» Stated problem:
Would you copy out the whole listing exactly as given?

::: Extracted records

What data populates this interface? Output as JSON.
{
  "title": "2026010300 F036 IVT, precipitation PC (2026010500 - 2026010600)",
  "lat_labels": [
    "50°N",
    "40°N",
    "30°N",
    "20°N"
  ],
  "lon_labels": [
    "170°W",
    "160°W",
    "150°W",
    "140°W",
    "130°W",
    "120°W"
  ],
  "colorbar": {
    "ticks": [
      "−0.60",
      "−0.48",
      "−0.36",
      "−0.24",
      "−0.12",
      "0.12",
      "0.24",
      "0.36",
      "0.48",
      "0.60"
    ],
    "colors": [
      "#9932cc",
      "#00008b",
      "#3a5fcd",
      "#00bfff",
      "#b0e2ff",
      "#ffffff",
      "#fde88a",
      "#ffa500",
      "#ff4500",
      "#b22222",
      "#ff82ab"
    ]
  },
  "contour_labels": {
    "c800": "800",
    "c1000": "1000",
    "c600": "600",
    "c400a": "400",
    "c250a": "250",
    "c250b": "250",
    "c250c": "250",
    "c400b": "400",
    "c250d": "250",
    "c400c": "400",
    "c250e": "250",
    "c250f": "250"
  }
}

::::::

» Answer to the task:
What data populates this interface? Output as JSON.
{
  "title": "2026010300 F036 IVT, precipitation PC (2026010500 - 2026010600)",
  "lat_labels": [
    "50°N",
    "40°N",
    "30°N",
    "20°N"
  ],
  "lon_labels": [
    "170°W",
    "160°W",
    "150°W",
    "140°W",
    "130°W",
    "120°W"
  ],
  "colorbar": {
    "ticks": [
      "−0.60",
      "−0.48",
      "−0.36",
      "−0.24",
      "−0.12",
      "0.12",
      "0.24",
      "0.36",
      "0.48",
      "0.60"
    ],
    "colors": [
      "#9932cc",
      "#00008b",
      "#3a5fcd",
      "#00bfff",
      "#b0e2ff",
      "#ffffff",
      "#fde88a",
      "#ffa500",
      "#ff4500",
      "#b22222",
      "#ff82ab"
    ]
  },
  "contour_labels": {
    "c800": "800",
    "c1000": "1000",
    "c600": "600",
    "c400a": "400",
    "c250a": "250",
    "c250b": "250",
    "c250c": "250",
    "c400b": "400",
    "c250d": "250",
    "c400c": "400",
    "c250e": "250",
    "c250f": "250"
  }
}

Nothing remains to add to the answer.